▶ PASSAGE SHOWN
════

General Jan Smuts however later commuted his sentence to life imprisonment, confiding that he did not want another Jopie Fourie on his hands. In this respect Smuts, as an Afrikaner throughout his career usually bowed to a policy of appeasement politics when it came to Afrikaner issues and his ‘Volk’.
This can clearly be seen in the treatment of both ‘traitors’ and enemies of the state – Smuts took a heavy hand to executing the ring leaders of the Rand Revolt who were mainly ‘English’ Communists, but when it came to the Boer Revolt everyone involved was freed, except Jopie Fourie (who had not resigned from the Union Defence Force as an officer when becoming a rebel and therefore had a different case of treason and was court marshalled by the military instead – whereas all the other rebels had resigned). Smuts took the same relatively ‘light handed’ approach to the Ossewabrandwag and clear cases of sedition and treason as was the case with Leibbrandt and chose not to execute them.
It’s not treason if you win
When the National Party was elected to rule in South Africa in 1948, D. F. Malan issued an amnesty over all their fellow “war offenders,” including the likes of Liebbrandt and the future President BJ Vorster. The National Party then folded the Ossewabrandwag and absorbed their members and structures into the party.
Leibbrandt left the prison and was greeted by crowds of Afrikaner right-wingers and Nationalists as a “folk hero”. The returning servicemen from World War felt it a slap in the face, a blatant political statement as to how much the Afrikaner Nationalists disregarded those who had gone to war against Nazism. To them it was an affront to the sacrifice and loss of thousands of their compatriot South Africans in the war.

════

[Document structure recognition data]
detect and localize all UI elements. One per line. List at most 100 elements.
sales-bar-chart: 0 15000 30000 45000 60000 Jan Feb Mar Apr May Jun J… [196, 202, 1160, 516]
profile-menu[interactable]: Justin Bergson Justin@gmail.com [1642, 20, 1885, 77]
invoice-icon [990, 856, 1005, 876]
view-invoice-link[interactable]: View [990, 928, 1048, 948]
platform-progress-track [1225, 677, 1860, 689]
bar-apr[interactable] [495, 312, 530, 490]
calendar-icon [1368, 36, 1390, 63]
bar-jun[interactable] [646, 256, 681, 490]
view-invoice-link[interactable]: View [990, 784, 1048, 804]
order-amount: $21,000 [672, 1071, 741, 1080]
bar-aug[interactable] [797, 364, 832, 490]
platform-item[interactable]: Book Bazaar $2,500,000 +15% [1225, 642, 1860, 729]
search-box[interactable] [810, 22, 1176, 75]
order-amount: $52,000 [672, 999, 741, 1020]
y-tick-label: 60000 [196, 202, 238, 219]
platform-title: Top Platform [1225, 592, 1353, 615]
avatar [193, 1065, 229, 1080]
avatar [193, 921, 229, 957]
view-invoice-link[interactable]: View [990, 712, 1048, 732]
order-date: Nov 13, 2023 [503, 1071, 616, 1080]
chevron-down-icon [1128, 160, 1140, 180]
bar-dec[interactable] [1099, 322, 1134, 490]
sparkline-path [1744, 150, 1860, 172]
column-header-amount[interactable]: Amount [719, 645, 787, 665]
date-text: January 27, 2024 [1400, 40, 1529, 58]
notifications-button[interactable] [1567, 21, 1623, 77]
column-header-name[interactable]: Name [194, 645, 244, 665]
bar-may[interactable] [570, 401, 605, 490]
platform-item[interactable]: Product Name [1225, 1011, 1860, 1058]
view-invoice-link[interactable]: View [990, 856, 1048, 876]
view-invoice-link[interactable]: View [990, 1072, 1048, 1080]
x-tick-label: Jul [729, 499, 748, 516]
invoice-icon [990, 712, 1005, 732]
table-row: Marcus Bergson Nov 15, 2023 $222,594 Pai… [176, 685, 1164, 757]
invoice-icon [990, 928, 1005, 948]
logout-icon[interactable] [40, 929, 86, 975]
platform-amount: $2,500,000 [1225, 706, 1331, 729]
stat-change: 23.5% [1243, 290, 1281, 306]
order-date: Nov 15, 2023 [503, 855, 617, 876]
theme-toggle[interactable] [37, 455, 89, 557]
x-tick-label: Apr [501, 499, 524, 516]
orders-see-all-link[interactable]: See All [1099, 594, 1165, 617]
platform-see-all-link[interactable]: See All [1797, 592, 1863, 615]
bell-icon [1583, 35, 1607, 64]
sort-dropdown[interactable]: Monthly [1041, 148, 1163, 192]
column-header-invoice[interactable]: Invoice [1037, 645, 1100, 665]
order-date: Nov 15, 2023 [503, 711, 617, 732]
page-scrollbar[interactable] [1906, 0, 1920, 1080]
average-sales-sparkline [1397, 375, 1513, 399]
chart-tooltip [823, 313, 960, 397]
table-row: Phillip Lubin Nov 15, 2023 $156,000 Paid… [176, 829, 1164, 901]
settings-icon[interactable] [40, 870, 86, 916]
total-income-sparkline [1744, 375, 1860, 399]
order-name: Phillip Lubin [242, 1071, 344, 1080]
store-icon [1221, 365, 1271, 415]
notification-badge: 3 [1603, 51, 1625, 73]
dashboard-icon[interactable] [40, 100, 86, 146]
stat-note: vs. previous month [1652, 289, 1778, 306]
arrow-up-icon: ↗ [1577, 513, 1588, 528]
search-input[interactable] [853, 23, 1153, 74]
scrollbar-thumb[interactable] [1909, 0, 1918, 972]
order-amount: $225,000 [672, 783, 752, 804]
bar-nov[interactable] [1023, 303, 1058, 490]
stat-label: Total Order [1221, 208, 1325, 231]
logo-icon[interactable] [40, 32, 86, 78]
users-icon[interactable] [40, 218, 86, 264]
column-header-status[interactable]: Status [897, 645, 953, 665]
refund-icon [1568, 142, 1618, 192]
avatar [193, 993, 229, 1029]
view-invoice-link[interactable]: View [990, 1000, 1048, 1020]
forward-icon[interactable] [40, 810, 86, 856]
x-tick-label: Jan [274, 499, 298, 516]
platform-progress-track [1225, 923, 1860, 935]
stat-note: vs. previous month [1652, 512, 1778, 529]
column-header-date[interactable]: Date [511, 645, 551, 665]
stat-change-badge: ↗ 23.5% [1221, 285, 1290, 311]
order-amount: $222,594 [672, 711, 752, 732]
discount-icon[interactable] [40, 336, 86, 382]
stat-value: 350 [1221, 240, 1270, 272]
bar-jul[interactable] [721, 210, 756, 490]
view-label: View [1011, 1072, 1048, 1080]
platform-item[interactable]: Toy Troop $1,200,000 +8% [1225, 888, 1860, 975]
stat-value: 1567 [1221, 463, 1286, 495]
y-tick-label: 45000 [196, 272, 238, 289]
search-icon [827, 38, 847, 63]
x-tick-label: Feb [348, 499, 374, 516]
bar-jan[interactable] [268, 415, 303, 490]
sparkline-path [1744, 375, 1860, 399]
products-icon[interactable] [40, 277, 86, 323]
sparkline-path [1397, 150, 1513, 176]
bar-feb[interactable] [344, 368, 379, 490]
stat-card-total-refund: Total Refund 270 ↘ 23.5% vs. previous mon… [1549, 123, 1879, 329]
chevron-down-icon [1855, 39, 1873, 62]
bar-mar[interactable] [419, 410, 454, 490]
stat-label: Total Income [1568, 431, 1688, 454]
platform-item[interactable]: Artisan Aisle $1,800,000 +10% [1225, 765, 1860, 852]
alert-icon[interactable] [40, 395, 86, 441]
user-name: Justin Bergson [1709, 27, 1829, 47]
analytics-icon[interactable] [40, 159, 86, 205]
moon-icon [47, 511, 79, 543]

════

▶ ASSIGNMENT
In the passage on Smuts and the pardoned rebels, write out the words starting at "General Jan Smuts" and ending at "and his ‘Volk’.", unchanged.

▶ ANSWER TO THE EXERCISE
General Jan Smuts however later commuted his sentence to life imprisonment, confiding that he did not want another Jopie Fourie on his hands. In this respect Smuts, as an Afrikaner throughout his career usually bowed to a policy of appeasement politics when it came to Afrikaner issues and his ‘Volk’.